Raw records
## Begin
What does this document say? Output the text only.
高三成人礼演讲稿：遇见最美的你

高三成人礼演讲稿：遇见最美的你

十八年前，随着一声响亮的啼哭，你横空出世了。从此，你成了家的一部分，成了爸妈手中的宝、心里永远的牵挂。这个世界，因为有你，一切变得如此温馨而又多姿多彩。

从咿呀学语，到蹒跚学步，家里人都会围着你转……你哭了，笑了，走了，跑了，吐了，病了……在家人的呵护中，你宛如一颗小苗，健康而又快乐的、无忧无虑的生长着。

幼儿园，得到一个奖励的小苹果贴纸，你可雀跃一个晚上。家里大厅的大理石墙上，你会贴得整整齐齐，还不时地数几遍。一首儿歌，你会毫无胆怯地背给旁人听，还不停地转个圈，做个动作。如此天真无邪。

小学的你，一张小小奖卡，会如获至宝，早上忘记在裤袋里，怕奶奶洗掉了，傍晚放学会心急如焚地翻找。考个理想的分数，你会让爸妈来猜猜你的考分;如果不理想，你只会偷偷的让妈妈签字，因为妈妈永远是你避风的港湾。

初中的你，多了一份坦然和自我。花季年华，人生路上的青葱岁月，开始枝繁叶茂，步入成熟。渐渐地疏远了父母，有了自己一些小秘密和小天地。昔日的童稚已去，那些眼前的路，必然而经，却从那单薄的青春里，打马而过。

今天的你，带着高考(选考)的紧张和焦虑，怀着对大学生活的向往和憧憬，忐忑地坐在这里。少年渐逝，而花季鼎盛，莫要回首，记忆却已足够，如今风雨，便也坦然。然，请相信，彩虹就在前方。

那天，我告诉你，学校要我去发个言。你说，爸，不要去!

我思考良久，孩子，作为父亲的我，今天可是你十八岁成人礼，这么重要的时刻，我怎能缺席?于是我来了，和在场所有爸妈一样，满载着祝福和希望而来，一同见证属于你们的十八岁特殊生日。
## End
- TASK STATEMENT -
Go through the data and return every record exactly.

- FULL OUTPUT -
What does this document say? Output the text only.
高三成人礼演讲稿：遇见最美的你

高三成人礼演讲稿：遇见最美的你

十八年前，随着一声响亮的啼哭，你横空出世了。从此，你成了家的一部分，成了爸妈手中的宝、心里永远的牵挂。这个世界，因为有你，一切变得如此温馨而又多姿多彩。

从咿呀学语，到蹒跚学步，家里人都会围着你转……你哭了，笑了，走了，跑了，吐了，病了……在家人的呵护中，你宛如一颗小苗，健康而又快乐的、无忧无虑的生长着。

幼儿园，得到一个奖励的小苹果贴纸，你可雀跃一个晚上。家里大厅的大理石墙上，你会贴得整整齐齐，还不时地数几遍。一首儿歌，你会毫无胆怯地背给旁人听，还不停地转个圈，做个动作。如此天真无邪。

小学的你，一张小小奖卡，会如获至宝，早上忘记在裤袋里，怕奶奶洗掉了，傍晚放学会心急如焚地翻找。考个理想的分数，你会让爸妈来猜猜你的考分;如果不理想，你只会偷偷的让妈妈签字，因为妈妈永远是你避风的港湾。

初中的你，多了一份坦然和自我。花季年华，人生路上的青葱岁月，开始枝繁叶茂，步入成熟。渐渐地疏远了父母，有了自己一些小秘密和小天地。昔日的童稚已去，那些眼前的路，必然而经，却从那单薄的青春里，打马而过。

今天的你，带着高考(选考)的紧张和焦虑，怀着对大学生活的向往和憧憬，忐忑地坐在这里。少年渐逝，而花季鼎盛，莫要回首，记忆却已足够，如今风雨，便也坦然。然，请相信，彩虹就在前方。

那天，我告诉你，学校要我去发个言。你说，爸，不要去!

我思考良久，孩子，作为父亲的我，今天可是你十八岁成人礼，这么重要的时刻，我怎能缺席?于是我来了，和在场所有爸妈一样，满载着祝福和希望而来，一同见证属于你们的十八岁特殊生日。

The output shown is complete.